■ PROBLEM TO SOLVE:
Reproduce every entry below precisely; do not include the pictures.

■ PROVIDED ENTRIES:
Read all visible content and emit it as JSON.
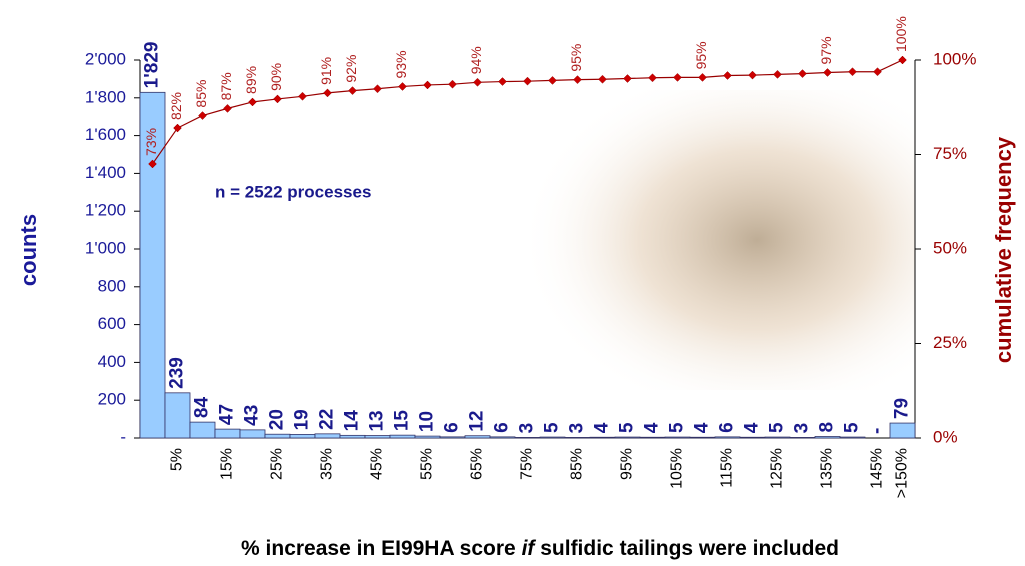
{
  "chart_data": {
    "type": "bar",
    "categories": [
      null,
      "5%",
      null,
      "15%",
      null,
      "25%",
      null,
      "35%",
      null,
      "45%",
      null,
      "55%",
      null,
      "65%",
      null,
      "75%",
      null,
      "85%",
      null,
      "95%",
      null,
      "105%",
      null,
      "115%",
      null,
      "125%",
      null,
      "135%",
      null,
      "145%",
      ">150%"
    ],
    "series": [
      {
        "name": "counts",
        "color": "#99ccff",
        "values": [
          1829,
          239,
          84,
          47,
          43,
          20,
          19,
          22,
          14,
          13,
          15,
          10,
          6,
          12,
          6,
          3,
          5,
          3,
          4,
          5,
          4,
          5,
          4,
          6,
          4,
          5,
          3,
          8,
          5,
          0,
          79
        ],
        "value_labels": [
          "1'829",
          "239",
          "84",
          "47",
          "43",
          "20",
          "19",
          "22",
          "14",
          "13",
          "15",
          "10",
          "6",
          "12",
          "6",
          "3",
          "5",
          "3",
          "4",
          "5",
          "4",
          "5",
          "4",
          "6",
          "4",
          "5",
          "3",
          "8",
          "5",
          "-",
          "79"
        ]
      },
      {
        "name": "cumulative frequency",
        "color": "#cc0000",
        "axis": "y2",
        "type": "line",
        "values": [
          72.5,
          82.0,
          85.3,
          87.2,
          88.9,
          89.7,
          90.4,
          91.3,
          91.9,
          92.4,
          93.0,
          93.4,
          93.6,
          94.1,
          94.3,
          94.4,
          94.6,
          94.8,
          94.9,
          95.1,
          95.3,
          95.4,
          95.4,
          95.9,
          96.0,
          96.2,
          96.4,
          96.7,
          96.9,
          96.9,
          100
        ],
        "value_labels": [
          "73%",
          "82%",
          "85%",
          "87%",
          "89%",
          "90%",
          null,
          "91%",
          "92%",
          null,
          "93%",
          null,
          null,
          "94%",
          null,
          null,
          null,
          "95%",
          null,
          null,
          null,
          null,
          "95%",
          null,
          null,
          null,
          null,
          "97%",
          null,
          null,
          "100%"
        ]
      }
    ],
    "ylabel": "counts",
    "y2label": "cumulative frequency",
    "xlabel": [
      "% increase in EI99HA score ",
      "if",
      " sulfidic tailings were included"
    ],
    "annotation": "n = 2522 processes",
    "ylim": [
      0,
      2000
    ],
    "yticks": [
      {
        "value": 0,
        "label": "-"
      },
      200,
      400,
      600,
      800,
      {
        "value": 1000,
        "label": "1'000"
      },
      {
        "value": 1200,
        "label": "1'200"
      },
      {
        "value": 1400,
        "label": "1'400"
      },
      {
        "value": 1600,
        "label": "1'600"
      },
      {
        "value": 1800,
        "label": "1'800"
      },
      {
        "value": 2000,
        "label": "2'000"
      }
    ],
    "y2lim": [
      0,
      100
    ],
    "y2ticks": [
      {
        "value": 0,
        "label": "0%"
      },
      {
        "value": 25,
        "label": "25%"
      },
      {
        "value": 50,
        "label": "50%"
      },
      {
        "value": 75,
        "label": "75%"
      },
      {
        "value": 100,
        "label": "100%"
      }
    ]
  }
}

■ COMPLETE OUTPUT:
Read all visible content and emit it as JSON.
{
  "chart_data": {
    "type": "bar",
    "categories": [
      null,
      "5%",
      null,
      "15%",
      null,
      "25%",
      null,
      "35%",
      null,
      "45%",
      null,
      "55%",
      null,
      "65%",
      null,
      "75%",
      null,
      "85%",
      null,
      "95%",
      null,
      "105%",
      null,
      "115%",
      null,
      "125%",
      null,
      "135%",
      null,
      "145%",
      ">150%"
    ],
    "series": [
      {
        "name": "counts",
        "color": "#99ccff",
        "values": [
          1829,
          239,
          84,
          47,
          43,
          20,
          19,
          22,
          14,
          13,
          15,
          10,
          6,
          12,
          6,
          3,
          5,
          3,
          4,
          5,
          4,
          5,
          4,
          6,
          4,
          5,
          3,
          8,
          5,
          0,
          79
        ],
        "value_labels": [
          "1'829",
          "239",
          "84",
          "47",
          "43",
          "20",
          "19",
          "22",
          "14",
          "13",
          "15",
          "10",
          "6",
          "12",
          "6",
          "3",
          "5",
          "3",
          "4",
          "5",
          "4",
          "5",
          "4",
          "6",
          "4",
          "5",
          "3",
          "8",
          "5",
          "-",
          "79"
        ]
      },
      {
        "name": "cumulative frequency",
        "color": "#cc0000",
        "axis": "y2",
        "type": "line",
        "values": [
          72.5,
          82.0,
          85.3,
          87.2,
          88.9,
          89.7,
          90.4,
          91.3,
          91.9,
          92.4,
          93.0,
          93.4,
          93.6,
          94.1,
          94.3,
          94.4,
          94.6,
          94.8,
          94.9,
          95.1,
          95.3,
          95.4,
          95.4,
          95.9,
          96.0,
          96.2,
          96.4,
          96.7,
          96.9,
          96.9,
          100
        ],
        "value_labels": [
          "73%",
          "82%",
          "85%",
          "87%",
          "89%",
          "90%",
          null,
          "91%",
          "92%",
          null,
          "93%",
          null,
          null,
          "94%",
          null,
          null,
          null,
          "95%",
          null,
          null,
          null,
          null,
          "95%",
          null,
          null,
          null,
          null,
          "97%",
          null,
          null,
          "100%"
        ]
      }
    ],
    "ylabel": "counts",
    "y2label": "cumulative frequency",
    "xlabel": [
      "% increase in EI99HA score ",
      "if",
      " sulfidic tailings were included"
    ],
    "annotation": "n = 2522 processes",
    "ylim": [
      0,
      2000
    ],
    "yticks": [
      {
        "value": 0,
        "label": "-"
      },
      200,
      400,
      600,
      800,
      {
        "value": 1000,
        "label": "1'000"
      },
      {
        "value": 1200,
        "label": "1'200"
      },
      {
        "value": 1400,
        "label": "1'400"
      },
      {
        "value": 1600,
        "label": "1'600"
      },
      {
        "value": 1800,
        "label": "1'800"
      },
      {
        "value": 2000,
        "label": "2'000"
      }
    ],
    "y2lim": [
      0,
      100
    ],
    "y2ticks": [
      {
        "value": 0,
        "label": "0%"
      },
      {
        "value": 25,
        "label": "25%"
      },
      {
        "value": 50,
        "label": "50%"
      },
      {
        "value": 75,
        "label": "75%"
      },
      {
        "value": 100,
        "label": "100%"
      }
    ]
  }
}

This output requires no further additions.